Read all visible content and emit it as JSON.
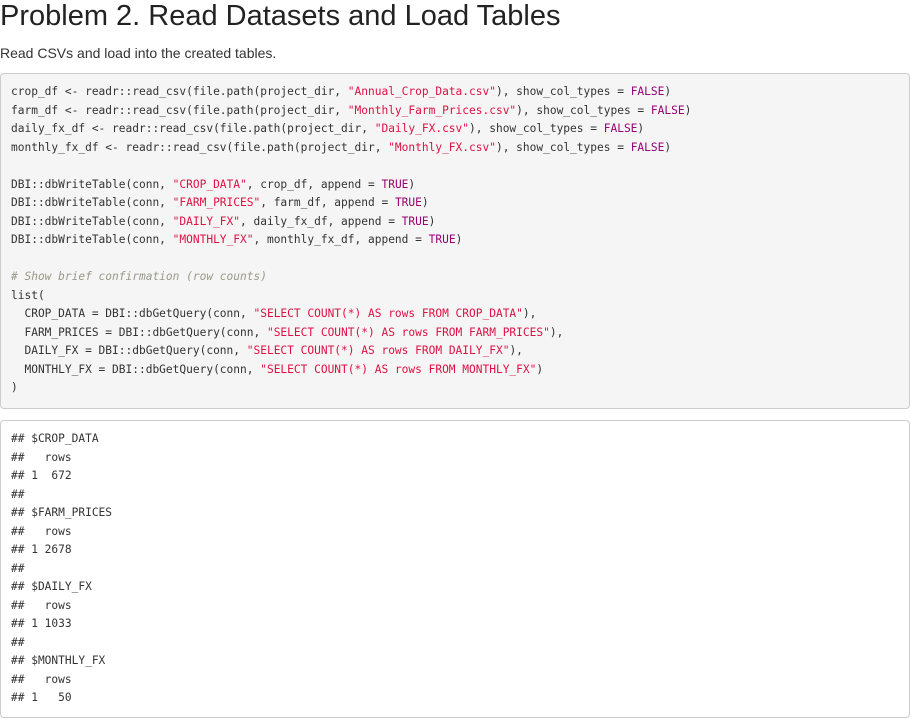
{
  "heading": {
    "title": "Problem 2. Read Datasets and Load Tables"
  },
  "description": "Read CSVs and load into the created tables.",
  "code_lines": [
    [
      {
        "t": "p",
        "v": "crop_df <- readr::read_csv(file.path(project_dir, "
      },
      {
        "t": "s",
        "v": "\"Annual_Crop_Data.csv\""
      },
      {
        "t": "p",
        "v": "), show_col_types = "
      },
      {
        "t": "k",
        "v": "FALSE"
      },
      {
        "t": "p",
        "v": ")"
      }
    ],
    [
      {
        "t": "p",
        "v": "farm_df <- readr::read_csv(file.path(project_dir, "
      },
      {
        "t": "s",
        "v": "\"Monthly_Farm_Prices.csv\""
      },
      {
        "t": "p",
        "v": "), show_col_types = "
      },
      {
        "t": "k",
        "v": "FALSE"
      },
      {
        "t": "p",
        "v": ")"
      }
    ],
    [
      {
        "t": "p",
        "v": "daily_fx_df <- readr::read_csv(file.path(project_dir, "
      },
      {
        "t": "s",
        "v": "\"Daily_FX.csv\""
      },
      {
        "t": "p",
        "v": "), show_col_types = "
      },
      {
        "t": "k",
        "v": "FALSE"
      },
      {
        "t": "p",
        "v": ")"
      }
    ],
    [
      {
        "t": "p",
        "v": "monthly_fx_df <- readr::read_csv(file.path(project_dir, "
      },
      {
        "t": "s",
        "v": "\"Monthly_FX.csv\""
      },
      {
        "t": "p",
        "v": "), show_col_types = "
      },
      {
        "t": "k",
        "v": "FALSE"
      },
      {
        "t": "p",
        "v": ")"
      }
    ],
    [],
    [
      {
        "t": "p",
        "v": "DBI::dbWriteTable(conn, "
      },
      {
        "t": "s",
        "v": "\"CROP_DATA\""
      },
      {
        "t": "p",
        "v": ", crop_df, append = "
      },
      {
        "t": "k",
        "v": "TRUE"
      },
      {
        "t": "p",
        "v": ")"
      }
    ],
    [
      {
        "t": "p",
        "v": "DBI::dbWriteTable(conn, "
      },
      {
        "t": "s",
        "v": "\"FARM_PRICES\""
      },
      {
        "t": "p",
        "v": ", farm_df, append = "
      },
      {
        "t": "k",
        "v": "TRUE"
      },
      {
        "t": "p",
        "v": ")"
      }
    ],
    [
      {
        "t": "p",
        "v": "DBI::dbWriteTable(conn, "
      },
      {
        "t": "s",
        "v": "\"DAILY_FX\""
      },
      {
        "t": "p",
        "v": ", daily_fx_df, append = "
      },
      {
        "t": "k",
        "v": "TRUE"
      },
      {
        "t": "p",
        "v": ")"
      }
    ],
    [
      {
        "t": "p",
        "v": "DBI::dbWriteTable(conn, "
      },
      {
        "t": "s",
        "v": "\"MONTHLY_FX\""
      },
      {
        "t": "p",
        "v": ", monthly_fx_df, append = "
      },
      {
        "t": "k",
        "v": "TRUE"
      },
      {
        "t": "p",
        "v": ")"
      }
    ],
    [],
    [
      {
        "t": "c",
        "v": "# Show brief confirmation (row counts)"
      }
    ],
    [
      {
        "t": "p",
        "v": "list("
      }
    ],
    [
      {
        "t": "p",
        "v": "  CROP_DATA = DBI::dbGetQuery(conn, "
      },
      {
        "t": "s",
        "v": "\"SELECT COUNT(*) AS rows FROM CROP_DATA\""
      },
      {
        "t": "p",
        "v": "),"
      }
    ],
    [
      {
        "t": "p",
        "v": "  FARM_PRICES = DBI::dbGetQuery(conn, "
      },
      {
        "t": "s",
        "v": "\"SELECT COUNT(*) AS rows FROM FARM_PRICES\""
      },
      {
        "t": "p",
        "v": "),"
      }
    ],
    [
      {
        "t": "p",
        "v": "  DAILY_FX = DBI::dbGetQuery(conn, "
      },
      {
        "t": "s",
        "v": "\"SELECT COUNT(*) AS rows FROM DAILY_FX\""
      },
      {
        "t": "p",
        "v": "),"
      }
    ],
    [
      {
        "t": "p",
        "v": "  MONTHLY_FX = DBI::dbGetQuery(conn, "
      },
      {
        "t": "s",
        "v": "\"SELECT COUNT(*) AS rows FROM MONTHLY_FX\""
      },
      {
        "t": "p",
        "v": ")"
      }
    ],
    [
      {
        "t": "p",
        "v": ")"
      }
    ]
  ],
  "output_lines": [
    "## $CROP_DATA",
    "##   rows",
    "## 1  672",
    "##",
    "## $FARM_PRICES",
    "##   rows",
    "## 1 2678",
    "##",
    "## $DAILY_FX",
    "##   rows",
    "## 1 1033",
    "##",
    "## $MONTHLY_FX",
    "##   rows",
    "## 1   50"
  ],
  "colors": {
    "string": "#dd1144",
    "keyword": "#990073",
    "comment": "#999988",
    "code_bg": "#f5f5f5"
  }
}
---+---
PROBLEM REQUIREMENTS: Your task is to copy the entries in full and exactly, without any images.

TASK OUTPUT:
Read all visible content and emit it as JSON.
{
  "heading": {
    "title": "Problem 2. Read Datasets and Load Tables"
  },
  "description": "Read CSVs and load into the created tables.",
  "code_lines": [
    [
      {
        "t": "p",
        "v": "crop_df <- readr::read_csv(file.path(project_dir, "
      },
      {
        "t": "s",
        "v": "\"Annual_Crop_Data.csv\""
      },
      {
        "t": "p",
        "v": "), show_col_types = "
      },
      {
        "t": "k",
        "v": "FALSE"
      },
      {
        "t": "p",
        "v": ")"
      }
    ],
    [
      {
        "t": "p",
        "v": "farm_df <- readr::read_csv(file.path(project_dir, "
      },
      {
        "t": "s",
        "v": "\"Monthly_Farm_Prices.csv\""
      },
      {
        "t": "p",
        "v": "), show_col_types = "
      },
      {
        "t": "k",
        "v": "FALSE"
      },
      {
        "t": "p",
        "v": ")"
      }
    ],
    [
      {
        "t": "p",
        "v": "daily_fx_df <- readr::read_csv(file.path(project_dir, "
      },
      {
        "t": "s",
        "v": "\"Daily_FX.csv\""
      },
      {
        "t": "p",
        "v": "), show_col_types = "
      },
      {
        "t": "k",
        "v": "FALSE"
      },
      {
        "t": "p",
        "v": ")"
      }
    ],
    [
      {
        "t": "p",
        "v": "monthly_fx_df <- readr::read_csv(file.path(project_dir, "
      },
      {
        "t": "s",
        "v": "\"Monthly_FX.csv\""
      },
      {
        "t": "p",
        "v": "), show_col_types = "
      },
      {
        "t": "k",
        "v": "FALSE"
      },
      {
        "t": "p",
        "v": ")"
      }
    ],
    [],
    [
      {
        "t": "p",
        "v": "DBI::dbWriteTable(conn, "
      },
      {
        "t": "s",
        "v": "\"CROP_DATA\""
      },
      {
        "t": "p",
        "v": ", crop_df, append = "
      },
      {
        "t": "k",
        "v": "TRUE"
      },
      {
        "t": "p",
        "v": ")"
      }
    ],
    [
      {
        "t": "p",
        "v": "DBI::dbWriteTable(conn, "
      },
      {
        "t": "s",
        "v": "\"FARM_PRICES\""
      },
      {
        "t": "p",
        "v": ", farm_df, append = "
      },
      {
        "t": "k",
        "v": "TRUE"
      },
      {
        "t": "p",
        "v": ")"
      }
    ],
    [
      {
        "t": "p",
        "v": "DBI::dbWriteTable(conn, "
      },
      {
        "t": "s",
        "v": "\"DAILY_FX\""
      },
      {
        "t": "p",
        "v": ", daily_fx_df, append = "
      },
      {
        "t": "k",
        "v": "TRUE"
      },
      {
        "t": "p",
        "v": ")"
      }
    ],
    [
      {
        "t": "p",
        "v": "DBI::dbWriteTable(conn, "
      },
      {
        "t": "s",
        "v": "\"MONTHLY_FX\""
      },
      {
        "t": "p",
        "v": ", monthly_fx_df, append = "
      },
      {
        "t": "k",
        "v": "TRUE"
      },
      {
        "t": "p",
        "v": ")"
      }
    ],
    [],
    [
      {
        "t": "c",
        "v": "# Show brief confirmation (row counts)"
      }
    ],
    [
      {
        "t": "p",
        "v": "list("
      }
    ],
    [
      {
        "t": "p",
        "v": "  CROP_DATA = DBI::dbGetQuery(conn, "
      },
      {
        "t": "s",
        "v": "\"SELECT COUNT(*) AS rows FROM CROP_DATA\""
      },
      {
        "t": "p",
        "v": "),"
      }
    ],
    [
      {
        "t": "p",
        "v": "  FARM_PRICES = DBI::dbGetQuery(conn, "
      },
      {
        "t": "s",
        "v": "\"SELECT COUNT(*) AS rows FROM FARM_PRICES\""
      },
      {
        "t": "p",
        "v": "),"
      }
    ],
    [
      {
        "t": "p",
        "v": "  DAILY_FX = DBI::dbGetQuery(conn, "
      },
      {
        "t": "s",
        "v": "\"SELECT COUNT(*) AS rows FROM DAILY_FX\""
      },
      {
        "t": "p",
        "v": "),"
      }
    ],
    [
      {
        "t": "p",
        "v": "  MONTHLY_FX = DBI::dbGetQuery(conn, "
      },
      {
        "t": "s",
        "v": "\"SELECT COUNT(*) AS rows FROM MONTHLY_FX\""
      },
      {
        "t": "p",
        "v": ")"
      }
    ],
    [
      {
        "t": "p",
        "v": ")"
      }
    ]
  ],
  "output_lines": [
    "## $CROP_DATA",
    "##   rows",
    "## 1  672",
    "##",
    "## $FARM_PRICES",
    "##   rows",
    "## 1 2678",
    "##",
    "## $DAILY_FX",
    "##   rows",
    "## 1 1033",
    "##",
    "## $MONTHLY_FX",
    "##   rows",
    "## 1   50"
  ],
  "colors": {
    "string": "#dd1144",
    "keyword": "#990073",
    "comment": "#999988",
    "code_bg": "#f5f5f5"
  }
}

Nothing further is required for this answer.